EXERCISE AIM
Find the lines below that contain the string "compact". Copy each one.

EXCERPTED RECORDS
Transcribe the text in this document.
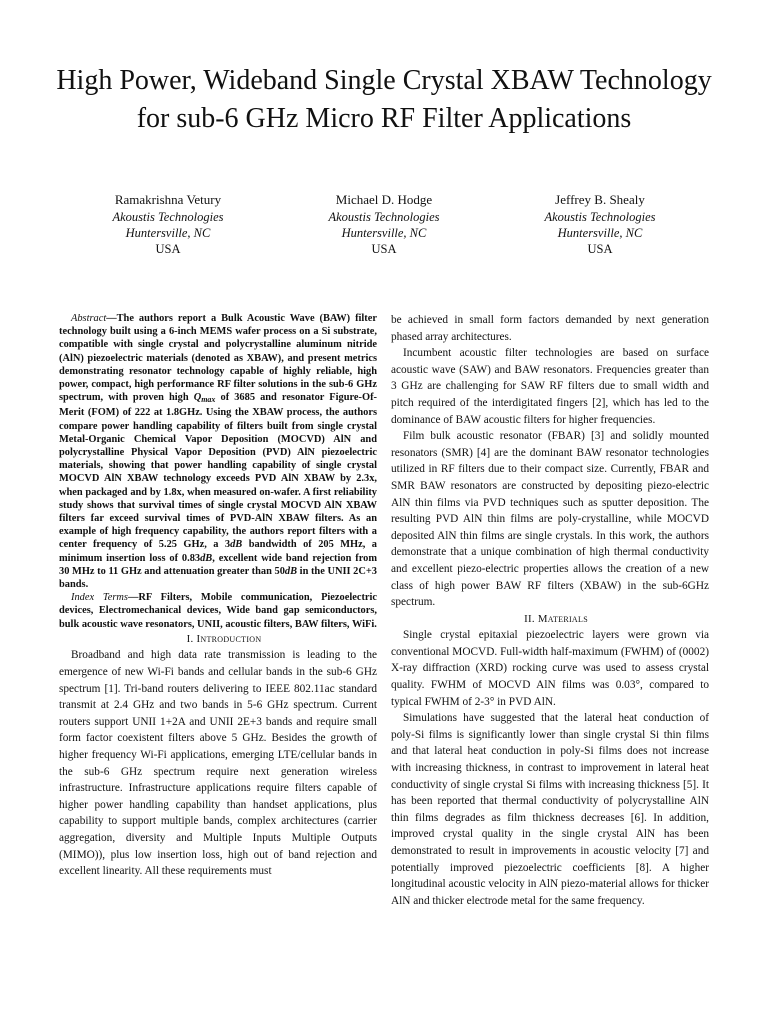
High Power, Wideband Single Crystal XBAW Technology for sub-6 GHz Micro RF Filter Applications
Ramakrishna Vetury
Akoustis Technologies
Huntersville, NC
USA
Michael D. Hodge
Akoustis Technologies
Huntersville, NC
USA
Jeffrey B. Shealy
Akoustis Technologies
Huntersville, NC
USA

Abstract—The authors report a Bulk Acoustic Wave (BAW) filter technology built using a 6-inch MEMS wafer process on a Si substrate, compatible with single crystal and polycrystalline aluminum nitride (AlN) piezoelectric materials (denoted as XBAW), and present metrics demonstrating resonator technology capable of highly reliable, high power, compact, high performance RF filter solutions in the sub-6 GHz spectrum, with proven high $Q_{max}$ of 3685 and resonator Figure-Of-Merit (FOM) of 222 at 1.8GHz. Using the XBAW process, the authors compare power handling capability of filters built from single crystal Metal-Organic Chemical Vapor Deposition (MOCVD) AlN and polycrystalline Physical Vapor Deposition (PVD) AlN piezoelectric materials, showing that power handling capability of single crystal MOCVD AlN XBAW technology exceeds PVD AlN XBAW by 2.3x, when packaged and by 1.8x, when measured on-wafer. A first reliability study shows that survival times of single crystal MOCVD AlN XBAW filters far exceed survival times of PVD-AlN XBAW filters. As an example of high frequency capability, the authors report filters with a center frequency of 5.25 GHz, a 3dB bandwidth of 205 MHz, a minimum insertion loss of 0.83dB, excellent wide band rejection from 30 MHz to 11 GHz and attenuation greater than 50dB in the UNII 2C+3 bands.

Index Terms—RF Filters, Mobile communication, Piezoelectric devices, Electromechanical devices, Wide band gap semiconductors, bulk acoustic wave resonators, UNII, acoustic filters, BAW filters, WiFi.

I. Introduction

Broadband and high data rate transmission is leading to the emergence of new Wi-Fi bands and cellular bands in the sub-6 GHz spectrum [1]. Tri-band routers delivering to IEEE 802.11ac standard transmit at 2.4 GHz and two bands in 5-6 GHz spectrum. Current routers support UNII 1+2A and UNII 2E+3 bands and require small form factor coexistent filters above 5 GHz. Besides the growth of higher frequency Wi-Fi applications, emerging LTE/cellular bands in the sub-6 GHz spectrum require next generation wireless infrastructure. Infrastructure applications require filters capable of higher power handling capability than handset applications, plus capability to support multiple bands, complex architectures (carrier aggregation, diversity and Multiple Inputs Multiple Outputs (MIMO)), plus low insertion loss, high out of band rejection and excellent linearity. All these requirements must

be achieved in small form factors demanded by next generation phased array architectures.

Incumbent acoustic filter technologies are based on surface acoustic wave (SAW) and BAW resonators. Frequencies greater than 3 GHz are challenging for SAW RF filters due to small width and pitch required of the interdigitated fingers [2], which has led to the dominance of BAW acoustic filters for higher frequencies.

Film bulk acoustic resonator (FBAR) [3] and solidly mounted resonators (SMR) [4] are the dominant BAW resonator technologies utilized in RF filters due to their compact size. Currently, FBAR and SMR BAW resonators are constructed by depositing piezo-electric AlN thin films via PVD techniques such as sputter deposition. The resulting PVD AlN thin films are poly-crystalline, while MOCVD deposited AlN thin films are single crystals. In this work, the authors demonstrate that a unique combination of high thermal conductivity and excellent piezo-electric properties allows the creation of a new class of high power BAW RF filters (XBAW) in the sub-6GHz spectrum.

II. Materials

Single crystal epitaxial piezoelectric layers were grown via conventional MOCVD. Full-width half-maximum (FWHM) of (0002) X-ray diffraction (XRD) rocking curve was used to assess crystal quality. FWHM of MOCVD AlN films was 0.03°, compared to typical FWHM of 2-3° in PVD AlN.

Simulations have suggested that the lateral heat conduction of poly-Si films is significantly lower than single crystal Si thin films and that lateral heat conduction in poly-Si films does not increase with increasing thickness, in contrast to improvement in lateral heat conductivity of single crystal Si films with increasing thickness [5]. It has been reported that thermal conductivity of polycrystalline AlN thin films degrades as film thickness decreases [6]. In addition, improved crystal quality in the single crystal AlN has been demonstrated to result in improvements in acoustic velocity [7] and potentially improved piezoelectric coefficients [8]. A higher longitudinal acoustic velocity in AlN piezo-material allows for thicker AlN and thicker electrode metal for the same frequency.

RESPONSE TO THE EXERCISE
Abstract—The authors report a Bulk Acoustic Wave (BAW) filter technology built using a 6-inch MEMS wafer process on a Si substrate, compatible with single crystal and polycrystalline aluminum nitride (AlN) piezoelectric materials (denoted as XBAW), and present metrics demonstrating resonator technology capable of highly reliable, high power, compact, high performance RF filter solutions in the sub-6 GHz spectrum, with proven high $Q_{max}$ of 3685 and resonator Figure-Of-Merit (FOM) of 222 at 1.8GHz. Using the XBAW process, the authors compare power handling capability of filters built from single crystal Metal-Organic Chemical Vapor Deposition (MOCVD) AlN and polycrystalline Physical Vapor Deposition (PVD) AlN piezoelectric materials, showing that power handling capability of single crystal MOCVD AlN XBAW technology exceeds PVD AlN XBAW by 2.3x, when packaged and by 1.8x, when measured on-wafer. A first reliability study shows that survival times of single crystal MOCVD AlN XBAW filters far exceed survival times of PVD-AlN XBAW filters. As an example of high frequency capability, the authors report filters with a center frequency of 5.25 GHz, a 3dB bandwidth of 205 MHz, a minimum insertion loss of 0.83dB, excellent wide band rejection from 30 MHz to 11 GHz and attenuation greater than 50dB in the UNII 2C+3 bands.
Film bulk acoustic resonator (FBAR) [3] and solidly mounted resonators (SMR) [4] are the dominant BAW resonator technologies utilized in RF filters due to their compact size. Currently, FBAR and SMR BAW resonators are constructed by depositing piezo-electric AlN thin films via PVD techniques such as sputter deposition. The resulting PVD AlN thin films are poly-crystalline, while MOCVD deposited AlN thin films are single crystals. In this work, the authors demonstrate that a unique combination of high thermal conductivity and excellent piezo-electric properties allows the creation of a new class of high power BAW RF filters (XBAW) in the sub-6GHz spectrum.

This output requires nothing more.